**The task**.
Would you quote the material below in full and unchanged?

**Records from a collection of figures**.

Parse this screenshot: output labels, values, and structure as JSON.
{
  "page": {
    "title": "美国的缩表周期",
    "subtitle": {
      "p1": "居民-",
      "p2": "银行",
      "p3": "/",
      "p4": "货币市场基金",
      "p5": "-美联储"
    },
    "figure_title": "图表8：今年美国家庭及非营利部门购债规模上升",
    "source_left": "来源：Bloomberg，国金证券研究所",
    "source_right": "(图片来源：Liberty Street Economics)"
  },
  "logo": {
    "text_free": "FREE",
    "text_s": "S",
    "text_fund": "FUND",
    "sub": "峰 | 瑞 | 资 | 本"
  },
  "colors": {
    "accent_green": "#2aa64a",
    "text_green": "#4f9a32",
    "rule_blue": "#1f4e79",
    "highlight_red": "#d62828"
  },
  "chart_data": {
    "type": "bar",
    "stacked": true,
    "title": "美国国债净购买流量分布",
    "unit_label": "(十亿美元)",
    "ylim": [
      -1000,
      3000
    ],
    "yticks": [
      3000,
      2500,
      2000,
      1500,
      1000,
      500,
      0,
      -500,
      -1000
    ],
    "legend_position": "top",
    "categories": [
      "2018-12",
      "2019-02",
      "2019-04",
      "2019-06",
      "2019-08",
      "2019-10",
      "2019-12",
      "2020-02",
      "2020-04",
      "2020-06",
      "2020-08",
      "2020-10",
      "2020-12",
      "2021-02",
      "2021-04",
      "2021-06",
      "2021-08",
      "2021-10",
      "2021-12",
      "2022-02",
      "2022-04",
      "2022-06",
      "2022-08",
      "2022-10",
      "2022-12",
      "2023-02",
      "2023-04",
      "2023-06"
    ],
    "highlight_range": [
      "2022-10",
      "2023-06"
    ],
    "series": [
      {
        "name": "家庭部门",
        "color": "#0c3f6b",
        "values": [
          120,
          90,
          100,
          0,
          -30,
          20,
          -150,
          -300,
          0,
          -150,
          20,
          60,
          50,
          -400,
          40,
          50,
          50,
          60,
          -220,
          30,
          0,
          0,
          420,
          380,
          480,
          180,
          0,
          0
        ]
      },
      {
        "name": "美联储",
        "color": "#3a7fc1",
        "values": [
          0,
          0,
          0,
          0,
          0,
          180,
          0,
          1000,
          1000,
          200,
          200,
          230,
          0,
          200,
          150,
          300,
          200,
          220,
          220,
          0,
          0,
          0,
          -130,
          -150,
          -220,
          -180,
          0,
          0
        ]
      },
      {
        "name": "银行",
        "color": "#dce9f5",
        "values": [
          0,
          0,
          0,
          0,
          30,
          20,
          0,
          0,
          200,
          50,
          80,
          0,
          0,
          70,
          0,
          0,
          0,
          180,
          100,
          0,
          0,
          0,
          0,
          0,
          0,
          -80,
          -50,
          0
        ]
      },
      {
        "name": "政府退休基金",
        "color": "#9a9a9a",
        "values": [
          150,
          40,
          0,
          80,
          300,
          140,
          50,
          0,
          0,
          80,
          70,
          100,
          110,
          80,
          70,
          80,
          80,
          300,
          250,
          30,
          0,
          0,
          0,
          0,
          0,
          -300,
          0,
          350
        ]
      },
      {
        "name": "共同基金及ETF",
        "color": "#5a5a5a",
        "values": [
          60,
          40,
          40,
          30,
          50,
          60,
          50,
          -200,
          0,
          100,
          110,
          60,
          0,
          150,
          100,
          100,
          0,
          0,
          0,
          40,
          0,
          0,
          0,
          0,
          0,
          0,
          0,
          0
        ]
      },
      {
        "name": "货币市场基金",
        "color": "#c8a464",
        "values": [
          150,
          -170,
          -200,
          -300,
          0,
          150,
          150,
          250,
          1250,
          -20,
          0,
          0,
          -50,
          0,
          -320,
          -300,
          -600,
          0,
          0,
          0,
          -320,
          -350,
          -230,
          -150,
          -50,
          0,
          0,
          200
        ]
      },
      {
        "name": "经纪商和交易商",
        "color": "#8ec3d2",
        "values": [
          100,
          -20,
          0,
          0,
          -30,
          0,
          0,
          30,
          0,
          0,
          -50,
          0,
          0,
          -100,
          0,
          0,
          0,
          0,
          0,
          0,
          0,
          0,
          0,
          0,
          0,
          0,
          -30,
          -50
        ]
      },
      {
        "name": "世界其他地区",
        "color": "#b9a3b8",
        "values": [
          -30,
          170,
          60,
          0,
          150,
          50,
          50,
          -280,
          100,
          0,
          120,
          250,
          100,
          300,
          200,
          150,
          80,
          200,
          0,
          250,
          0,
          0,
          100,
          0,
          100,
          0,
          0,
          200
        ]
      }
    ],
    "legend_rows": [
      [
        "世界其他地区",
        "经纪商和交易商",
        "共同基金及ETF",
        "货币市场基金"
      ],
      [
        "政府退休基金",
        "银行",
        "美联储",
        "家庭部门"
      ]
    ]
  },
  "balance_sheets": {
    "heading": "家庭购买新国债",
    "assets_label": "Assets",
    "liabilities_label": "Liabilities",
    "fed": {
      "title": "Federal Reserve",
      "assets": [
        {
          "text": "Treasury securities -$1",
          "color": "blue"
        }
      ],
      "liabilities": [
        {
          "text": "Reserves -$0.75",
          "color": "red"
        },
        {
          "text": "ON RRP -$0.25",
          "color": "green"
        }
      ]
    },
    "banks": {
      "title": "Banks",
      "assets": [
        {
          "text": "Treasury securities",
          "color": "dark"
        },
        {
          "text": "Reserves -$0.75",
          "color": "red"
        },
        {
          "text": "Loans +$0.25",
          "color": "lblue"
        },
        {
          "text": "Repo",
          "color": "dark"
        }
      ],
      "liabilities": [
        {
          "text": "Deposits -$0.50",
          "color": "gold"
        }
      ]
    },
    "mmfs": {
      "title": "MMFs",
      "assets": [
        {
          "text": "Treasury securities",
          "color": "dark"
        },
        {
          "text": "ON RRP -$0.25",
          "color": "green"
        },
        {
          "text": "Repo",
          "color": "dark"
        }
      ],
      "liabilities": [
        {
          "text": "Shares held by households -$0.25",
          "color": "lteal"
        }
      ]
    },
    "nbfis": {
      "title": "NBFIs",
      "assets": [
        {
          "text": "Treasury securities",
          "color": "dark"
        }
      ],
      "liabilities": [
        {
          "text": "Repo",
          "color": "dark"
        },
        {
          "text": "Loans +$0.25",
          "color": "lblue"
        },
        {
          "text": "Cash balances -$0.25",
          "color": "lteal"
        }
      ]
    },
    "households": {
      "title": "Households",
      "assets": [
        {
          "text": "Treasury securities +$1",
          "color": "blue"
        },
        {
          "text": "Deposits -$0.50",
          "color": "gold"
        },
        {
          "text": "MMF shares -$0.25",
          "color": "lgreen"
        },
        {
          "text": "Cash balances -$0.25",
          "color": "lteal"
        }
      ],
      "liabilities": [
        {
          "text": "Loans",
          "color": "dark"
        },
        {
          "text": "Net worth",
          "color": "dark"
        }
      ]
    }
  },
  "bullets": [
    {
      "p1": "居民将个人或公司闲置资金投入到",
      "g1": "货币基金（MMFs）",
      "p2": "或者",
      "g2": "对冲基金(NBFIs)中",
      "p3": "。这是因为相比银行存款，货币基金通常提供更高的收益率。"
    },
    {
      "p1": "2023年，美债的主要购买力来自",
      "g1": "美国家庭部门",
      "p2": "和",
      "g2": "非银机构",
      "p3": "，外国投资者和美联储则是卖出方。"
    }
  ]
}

**Answer to the task**.
Parse this screenshot: output labels, values, and structure as JSON.
{
  "page": {
    "title": "美国的缩表周期",
    "subtitle": {
      "p1": "居民-",
      "p2": "银行",
      "p3": "/",
      "p4": "货币市场基金",
      "p5": "-美联储"
    },
    "figure_title": "图表8：今年美国家庭及非营利部门购债规模上升",
    "source_left": "来源：Bloomberg，国金证券研究所",
    "source_right": "(图片来源：Liberty Street Economics)"
  },
  "logo": {
    "text_free": "FREE",
    "text_s": "S",
    "text_fund": "FUND",
    "sub": "峰 | 瑞 | 资 | 本"
  },
  "colors": {
    "accent_green": "#2aa64a",
    "text_green": "#4f9a32",
    "rule_blue": "#1f4e79",
    "highlight_red": "#d62828"
  },
  "chart_data": {
    "type": "bar",
    "stacked": true,
    "title": "美国国债净购买流量分布",
    "unit_label": "(十亿美元)",
    "ylim": [
      -1000,
      3000
    ],
    "yticks": [
      3000,
      2500,
      2000,
      1500,
      1000,
      500,
      0,
      -500,
      -1000
    ],
    "legend_position": "top",
    "categories": [
      "2018-12",
      "2019-02",
      "2019-04",
      "2019-06",
      "2019-08",
      "2019-10",
      "2019-12",
      "2020-02",
      "2020-04",
      "2020-06",
      "2020-08",
      "2020-10",
      "2020-12",
      "2021-02",
      "2021-04",
      "2021-06",
      "2021-08",
      "2021-10",
      "2021-12",
      "2022-02",
      "2022-04",
      "2022-06",
      "2022-08",
      "2022-10",
      "2022-12",
      "2023-02",
      "2023-04",
      "2023-06"
    ],
    "highlight_range": [
      "2022-10",
      "2023-06"
    ],
    "series": [
      {
        "name": "家庭部门",
        "color": "#0c3f6b",
        "values": [
          120,
          90,
          100,
          0,
          -30,
          20,
          -150,
          -300,
          0,
          -150,
          20,
          60,
          50,
          -400,
          40,
          50,
          50,
          60,
          -220,
          30,
          0,
          0,
          420,
          380,
          480,
          180,
          0,
          0
        ]
      },
      {
        "name": "美联储",
        "color": "#3a7fc1",
        "values": [
          0,
          0,
          0,
          0,
          0,
          180,
          0,
          1000,
          1000,
          200,
          200,
          230,
          0,
          200,
          150,
          300,
          200,
          220,
          220,
          0,
          0,
          0,
          -130,
          -150,
          -220,
          -180,
          0,
          0
        ]
      },
      {
        "name": "银行",
        "color": "#dce9f5",
        "values": [
          0,
          0,
          0,
          0,
          30,
          20,
          0,
          0,
          200,
          50,
          80,
          0,
          0,
          70,
          0,
          0,
          0,
          180,
          100,
          0,
          0,
          0,
          0,
          0,
          0,
          -80,
          -50,
          0
        ]
      },
      {
        "name": "政府退休基金",
        "color": "#9a9a9a",
        "values": [
          150,
          40,
          0,
          80,
          300,
          140,
          50,
          0,
          0,
          80,
          70,
          100,
          110,
          80,
          70,
          80,
          80,
          300,
          250,
          30,
          0,
          0,
          0,
          0,
          0,
          -300,
          0,
          350
        ]
      },
      {
        "name": "共同基金及ETF",
        "color": "#5a5a5a",
        "values": [
          60,
          40,
          40,
          30,
          50,
          60,
          50,
          -200,
          0,
          100,
          110,
          60,
          0,
          150,
          100,
          100,
          0,
          0,
          0,
          40,
          0,
          0,
          0,
          0,
          0,
          0,
          0,
          0
        ]
      },
      {
        "name": "货币市场基金",
        "color": "#c8a464",
        "values": [
          150,
          -170,
          -200,
          -300,
          0,
          150,
          150,
          250,
          1250,
          -20,
          0,
          0,
          -50,
          0,
          -320,
          -300,
          -600,
          0,
          0,
          0,
          -320,
          -350,
          -230,
          -150,
          -50,
          0,
          0,
          200
        ]
      },
      {
        "name": "经纪商和交易商",
        "color": "#8ec3d2",
        "values": [
          100,
          -20,
          0,
          0,
          -30,
          0,
          0,
          30,
          0,
          0,
          -50,
          0,
          0,
          -100,
          0,
          0,
          0,
          0,
          0,
          0,
          0,
          0,
          0,
          0,
          0,
          0,
          -30,
          -50
        ]
      },
      {
        "name": "世界其他地区",
        "color": "#b9a3b8",
        "values": [
          -30,
          170,
          60,
          0,
          150,
          50,
          50,
          -280,
          100,
          0,
          120,
          250,
          100,
          300,
          200,
          150,
          80,
          200,
          0,
          250,
          0,
          0,
          100,
          0,
          100,
          0,
          0,
          200
        ]
      }
    ],
    "legend_rows": [
      [
        "世界其他地区",
        "经纪商和交易商",
        "共同基金及ETF",
        "货币市场基金"
      ],
      [
        "政府退休基金",
        "银行",
        "美联储",
        "家庭部门"
      ]
    ]
  },
  "balance_sheets": {
    "heading": "家庭购买新国债",
    "assets_label": "Assets",
    "liabilities_label": "Liabilities",
    "fed": {
      "title": "Federal Reserve",
      "assets": [
        {
          "text": "Treasury securities -$1",
          "color": "blue"
        }
      ],
      "liabilities": [
        {
          "text": "Reserves -$0.75",
          "color": "red"
        },
        {
          "text": "ON RRP -$0.25",
          "color": "green"
        }
      ]
    },
    "banks": {
      "title": "Banks",
      "assets": [
        {
          "text": "Treasury securities",
          "color": "dark"
        },
        {
          "text": "Reserves -$0.75",
          "color": "red"
        },
        {
          "text": "Loans +$0.25",
          "color": "lblue"
        },
        {
          "text": "Repo",
          "color": "dark"
        }
      ],
      "liabilities": [
        {
          "text": "Deposits -$0.50",
          "color": "gold"
        }
      ]
    },
    "mmfs": {
      "title": "MMFs",
      "assets": [
        {
          "text": "Treasury securities",
          "color": "dark"
        },
        {
          "text": "ON RRP -$0.25",
          "color": "green"
        },
        {
          "text": "Repo",
          "color": "dark"
        }
      ],
      "liabilities": [
        {
          "text": "Shares held by households -$0.25",
          "color": "lteal"
        }
      ]
    },
    "nbfis": {
      "title": "NBFIs",
      "assets": [
        {
          "text": "Treasury securities",
          "color": "dark"
        }
      ],
      "liabilities": [
        {
          "text": "Repo",
          "color": "dark"
        },
        {
          "text": "Loans +$0.25",
          "color": "lblue"
        },
        {
          "text": "Cash balances -$0.25",
          "color": "lteal"
        }
      ]
    },
    "households": {
      "title": "Households",
      "assets": [
        {
          "text": "Treasury securities +$1",
          "color": "blue"
        },
        {
          "text": "Deposits -$0.50",
          "color": "gold"
        },
        {
          "text": "MMF shares -$0.25",
          "color": "lgreen"
        },
        {
          "text": "Cash balances -$0.25",
          "color": "lteal"
        }
      ],
      "liabilities": [
        {
          "text": "Loans",
          "color": "dark"
        },
        {
          "text": "Net worth",
          "color": "dark"
        }
      ]
    }
  },
  "bullets": [
    {
      "p1": "居民将个人或公司闲置资金投入到",
      "g1": "货币基金（MMFs）",
      "p2": "或者",
      "g2": "对冲基金(NBFIs)中",
      "p3": "。这是因为相比银行存款，货币基金通常提供更高的收益率。"
    },
    {
      "p1": "2023年，美债的主要购买力来自",
      "g1": "美国家庭部门",
      "p2": "和",
      "g2": "非银机构",
      "p3": "，外国投资者和美联储则是卖出方。"
    }
  ]
}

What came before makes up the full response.